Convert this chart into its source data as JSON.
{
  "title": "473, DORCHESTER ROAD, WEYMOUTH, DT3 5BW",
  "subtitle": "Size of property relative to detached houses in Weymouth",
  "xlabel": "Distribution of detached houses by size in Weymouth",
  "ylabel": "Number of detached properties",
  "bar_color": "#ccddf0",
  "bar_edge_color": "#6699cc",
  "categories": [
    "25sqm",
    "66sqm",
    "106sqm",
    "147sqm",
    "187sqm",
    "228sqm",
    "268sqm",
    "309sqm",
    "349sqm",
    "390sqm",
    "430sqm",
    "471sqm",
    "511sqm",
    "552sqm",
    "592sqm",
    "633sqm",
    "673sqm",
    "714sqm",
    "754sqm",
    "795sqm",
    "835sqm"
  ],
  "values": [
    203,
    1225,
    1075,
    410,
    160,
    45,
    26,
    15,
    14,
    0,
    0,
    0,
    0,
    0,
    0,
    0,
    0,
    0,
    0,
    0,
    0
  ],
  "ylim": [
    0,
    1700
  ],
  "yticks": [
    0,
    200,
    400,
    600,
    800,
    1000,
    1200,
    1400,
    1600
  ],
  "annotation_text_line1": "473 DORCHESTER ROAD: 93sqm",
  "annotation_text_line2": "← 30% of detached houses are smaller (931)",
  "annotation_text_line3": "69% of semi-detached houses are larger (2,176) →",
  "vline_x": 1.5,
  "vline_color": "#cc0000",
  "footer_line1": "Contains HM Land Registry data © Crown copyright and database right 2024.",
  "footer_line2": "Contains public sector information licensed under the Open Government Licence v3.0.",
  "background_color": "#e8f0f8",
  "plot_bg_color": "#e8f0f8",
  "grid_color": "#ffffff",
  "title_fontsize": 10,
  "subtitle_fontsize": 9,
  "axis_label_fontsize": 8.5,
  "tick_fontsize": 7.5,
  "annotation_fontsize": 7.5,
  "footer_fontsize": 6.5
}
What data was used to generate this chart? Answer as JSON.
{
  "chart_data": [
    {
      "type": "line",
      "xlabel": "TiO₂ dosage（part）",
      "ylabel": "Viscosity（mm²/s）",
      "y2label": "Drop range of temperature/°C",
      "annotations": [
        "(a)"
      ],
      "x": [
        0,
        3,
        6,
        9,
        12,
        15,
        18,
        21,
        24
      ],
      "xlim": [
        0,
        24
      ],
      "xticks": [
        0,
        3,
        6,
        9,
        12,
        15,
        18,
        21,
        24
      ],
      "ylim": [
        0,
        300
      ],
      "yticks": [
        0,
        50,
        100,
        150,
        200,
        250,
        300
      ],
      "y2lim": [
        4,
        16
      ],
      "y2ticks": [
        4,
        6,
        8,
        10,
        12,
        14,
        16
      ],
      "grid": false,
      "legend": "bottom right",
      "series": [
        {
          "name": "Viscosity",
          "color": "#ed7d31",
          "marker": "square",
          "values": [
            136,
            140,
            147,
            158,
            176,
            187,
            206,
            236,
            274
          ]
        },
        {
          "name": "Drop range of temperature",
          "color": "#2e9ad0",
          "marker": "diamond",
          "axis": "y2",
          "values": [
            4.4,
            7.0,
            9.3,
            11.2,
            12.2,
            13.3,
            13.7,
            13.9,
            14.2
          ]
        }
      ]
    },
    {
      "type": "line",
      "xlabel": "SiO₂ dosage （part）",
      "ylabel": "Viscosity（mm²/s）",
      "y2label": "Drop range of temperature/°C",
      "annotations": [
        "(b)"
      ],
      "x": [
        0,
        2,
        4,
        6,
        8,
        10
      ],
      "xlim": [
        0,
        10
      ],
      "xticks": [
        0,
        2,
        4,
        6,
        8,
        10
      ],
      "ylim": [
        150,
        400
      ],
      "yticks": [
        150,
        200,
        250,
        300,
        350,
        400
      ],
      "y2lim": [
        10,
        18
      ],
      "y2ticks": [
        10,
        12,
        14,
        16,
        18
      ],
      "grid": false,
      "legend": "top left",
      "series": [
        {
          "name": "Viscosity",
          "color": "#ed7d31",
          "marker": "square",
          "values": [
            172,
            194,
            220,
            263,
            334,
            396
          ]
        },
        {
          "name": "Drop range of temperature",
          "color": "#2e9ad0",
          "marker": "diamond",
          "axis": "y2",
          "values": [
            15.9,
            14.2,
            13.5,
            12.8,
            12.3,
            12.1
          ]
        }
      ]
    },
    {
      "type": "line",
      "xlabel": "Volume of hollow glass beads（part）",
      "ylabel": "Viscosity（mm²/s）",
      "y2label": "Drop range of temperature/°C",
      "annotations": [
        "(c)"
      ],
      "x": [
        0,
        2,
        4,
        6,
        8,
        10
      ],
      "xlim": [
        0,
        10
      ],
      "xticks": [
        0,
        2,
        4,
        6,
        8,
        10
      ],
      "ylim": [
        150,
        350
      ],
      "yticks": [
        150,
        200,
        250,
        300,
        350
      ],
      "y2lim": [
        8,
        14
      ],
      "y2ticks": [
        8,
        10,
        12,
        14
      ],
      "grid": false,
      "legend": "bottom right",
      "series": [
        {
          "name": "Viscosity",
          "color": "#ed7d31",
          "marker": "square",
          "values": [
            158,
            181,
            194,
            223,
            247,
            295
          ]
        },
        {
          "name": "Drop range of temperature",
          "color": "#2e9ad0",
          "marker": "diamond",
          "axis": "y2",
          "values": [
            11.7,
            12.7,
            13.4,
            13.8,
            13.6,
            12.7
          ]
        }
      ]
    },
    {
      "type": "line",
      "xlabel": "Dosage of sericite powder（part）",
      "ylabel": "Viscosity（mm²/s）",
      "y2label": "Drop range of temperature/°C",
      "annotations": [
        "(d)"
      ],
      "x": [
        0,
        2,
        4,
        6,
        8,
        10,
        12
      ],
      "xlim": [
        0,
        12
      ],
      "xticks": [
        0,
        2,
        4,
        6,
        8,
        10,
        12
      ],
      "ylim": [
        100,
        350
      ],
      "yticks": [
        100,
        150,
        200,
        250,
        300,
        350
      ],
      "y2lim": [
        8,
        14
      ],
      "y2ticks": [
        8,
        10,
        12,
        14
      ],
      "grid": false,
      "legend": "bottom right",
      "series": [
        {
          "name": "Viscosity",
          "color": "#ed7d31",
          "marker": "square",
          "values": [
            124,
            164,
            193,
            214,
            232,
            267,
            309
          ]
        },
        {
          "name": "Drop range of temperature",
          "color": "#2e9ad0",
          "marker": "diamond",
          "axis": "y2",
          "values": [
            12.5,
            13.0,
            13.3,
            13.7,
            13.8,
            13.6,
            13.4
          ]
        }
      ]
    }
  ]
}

####################

▶ [Stated problem] The records above must be repeated exactly, every one of them.

▶ [Exercise output]
Convert this chart into its source data as JSON.
{
  "title": "473, DORCHESTER ROAD, WEYMOUTH, DT3 5BW",
  "subtitle": "Size of property relative to detached houses in Weymouth",
  "xlabel": "Distribution of detached houses by size in Weymouth",
  "ylabel": "Number of detached properties",
  "bar_color": "#ccddf0",
  "bar_edge_color": "#6699cc",
  "categories": [
    "25sqm",
    "66sqm",
    "106sqm",
    "147sqm",
    "187sqm",
    "228sqm",
    "268sqm",
    "309sqm",
    "349sqm",
    "390sqm",
    "430sqm",
    "471sqm",
    "511sqm",
    "552sqm",
    "592sqm",
    "633sqm",
    "673sqm",
    "714sqm",
    "754sqm",
    "795sqm",
    "835sqm"
  ],
  "values": [
    203,
    1225,
    1075,
    410,
    160,
    45,
    26,
    15,
    14,
    0,
    0,
    0,
    0,
    0,
    0,
    0,
    0,
    0,
    0,
    0,
    0
  ],
  "ylim": [
    0,
    1700
  ],
  "yticks": [
    0,
    200,
    400,
    600,
    800,
    1000,
    1200,
    1400,
    1600
  ],
  "annotation_text_line1": "473 DORCHESTER ROAD: 93sqm",
  "annotation_text_line2": "← 30% of detached houses are smaller (931)",
  "annotation_text_line3": "69% of semi-detached houses are larger (2,176) →",
  "vline_x": 1.5,
  "vline_color": "#cc0000",
  "footer_line1": "Contains HM Land Registry data © Crown copyright and database right 2024.",
  "footer_line2": "Contains public sector information licensed under the Open Government Licence v3.0.",
  "background_color": "#e8f0f8",
  "plot_bg_color": "#e8f0f8",
  "grid_color": "#ffffff",
  "title_fontsize": 10,
  "subtitle_fontsize": 9,
  "axis_label_fontsize": 8.5,
  "tick_fontsize": 7.5,
  "annotation_fontsize": 7.5,
  "footer_fontsize": 6.5
}
What data was used to generate this chart? Answer as JSON.
{
  "chart_data": [
    {
      "type": "line",
      "xlabel": "TiO₂ dosage（part）",
      "ylabel": "Viscosity（mm²/s）",
      "y2label": "Drop range of temperature/°C",
      "annotations": [
        "(a)"
      ],
      "x": [
        0,
        3,
        6,
        9,
        12,
        15,
        18,
        21,
        24
      ],
      "xlim": [
        0,
        24
      ],
      "xticks": [
        0,
        3,
        6,
        9,
        12,
        15,
        18,
        21,
        24
      ],
      "ylim": [
        0,
        300
      ],
      "yticks": [
        0,
        50,
        100,
        150,
        200,
        250,
        300
      ],
      "y2lim": [
        4,
        16
      ],
      "y2ticks": [
        4,
        6,
        8,
        10,
        12,
        14,
        16
      ],
      "grid": false,
      "legend": "bottom right",
      "series": [
        {
          "name": "Viscosity",
          "color": "#ed7d31",
          "marker": "square",
          "values": [
            136,
            140,
            147,
            158,
            176,
            187,
            206,
            236,
            274
          ]
        },
        {
          "name": "Drop range of temperature",
          "color": "#2e9ad0",
          "marker": "diamond",
          "axis": "y2",
          "values": [
            4.4,
            7.0,
            9.3,
            11.2,
            12.2,
            13.3,
            13.7,
            13.9,
            14.2
          ]
        }
      ]
    },
    {
      "type": "line",
      "xlabel": "SiO₂ dosage （part）",
      "ylabel": "Viscosity（mm²/s）",
      "y2label": "Drop range of temperature/°C",
      "annotations": [
        "(b)"
      ],
      "x": [
        0,
        2,
        4,
        6,
        8,
        10
      ],
      "xlim": [
        0,
        10
      ],
      "xticks": [
        0,
        2,
        4,
        6,
        8,
        10
      ],
      "ylim": [
        150,
        400
      ],
      "yticks": [
        150,
        200,
        250,
        300,
        350,
        400
      ],
      "y2lim": [
        10,
        18
      ],
      "y2ticks": [
        10,
        12,
        14,
        16,
        18
      ],
      "grid": false,
      "legend": "top left",
      "series": [
        {
          "name": "Viscosity",
          "color": "#ed7d31",
          "marker": "square",
          "values": [
            172,
            194,
            220,
            263,
            334,
            396
          ]
        },
        {
          "name": "Drop range of temperature",
          "color": "#2e9ad0",
          "marker": "diamond",
          "axis": "y2",
          "values": [
            15.9,
            14.2,
            13.5,
            12.8,
            12.3,
            12.1
          ]
        }
      ]
    },
    {
      "type": "line",
      "xlabel": "Volume of hollow glass beads（part）",
      "ylabel": "Viscosity（mm²/s）",
      "y2label": "Drop range of temperature/°C",
      "annotations": [
        "(c)"
      ],
      "x": [
        0,
        2,
        4,
        6,
        8,
        10
      ],
      "xlim": [
        0,
        10
      ],
      "xticks": [
        0,
        2,
        4,
        6,
        8,
        10
      ],
      "ylim": [
        150,
        350
      ],
      "yticks": [
        150,
        200,
        250,
        300,
        350
      ],
      "y2lim": [
        8,
        14
      ],
      "y2ticks": [
        8,
        10,
        12,
        14
      ],
      "grid": false,
      "legend": "bottom right",
      "series": [
        {
          "name": "Viscosity",
          "color": "#ed7d31",
          "marker": "square",
          "values": [
            158,
            181,
            194,
            223,
            247,
            295
          ]
        },
        {
          "name": "Drop range of temperature",
          "color": "#2e9ad0",
          "marker": "diamond",
          "axis": "y2",
          "values": [
            11.7,
            12.7,
            13.4,
            13.8,
            13.6,
            12.7
          ]
        }
      ]
    },
    {
      "type": "line",
      "xlabel": "Dosage of sericite powder（part）",
      "ylabel": "Viscosity（mm²/s）",
      "y2label": "Drop range of temperature/°C",
      "annotations": [
        "(d)"
      ],
      "x": [
        0,
        2,
        4,
        6,
        8,
        10,
        12
      ],
      "xlim": [
        0,
        12
      ],
      "xticks": [
        0,
        2,
        4,
        6,
        8,
        10,
        12
      ],
      "ylim": [
        100,
        350
      ],
      "yticks": [
        100,
        150,
        200,
        250,
        300,
        350
      ],
      "y2lim": [
        8,
        14
      ],
      "y2ticks": [
        8,
        10,
        12,
        14
      ],
      "grid": false,
      "legend": "bottom right",
      "series": [
        {
          "name": "Viscosity",
          "color": "#ed7d31",
          "marker": "square",
          "values": [
            124,
            164,
            193,
            214,
            232,
            267,
            309
          ]
        },
        {
          "name": "Drop range of temperature",
          "color": "#2e9ad0",
          "marker": "diamond",
          "axis": "y2",
          "values": [
            12.5,
            13.0,
            13.3,
            13.7,
            13.8,
            13.6,
            13.4
          ]
        }
      ]
    }
  ]
}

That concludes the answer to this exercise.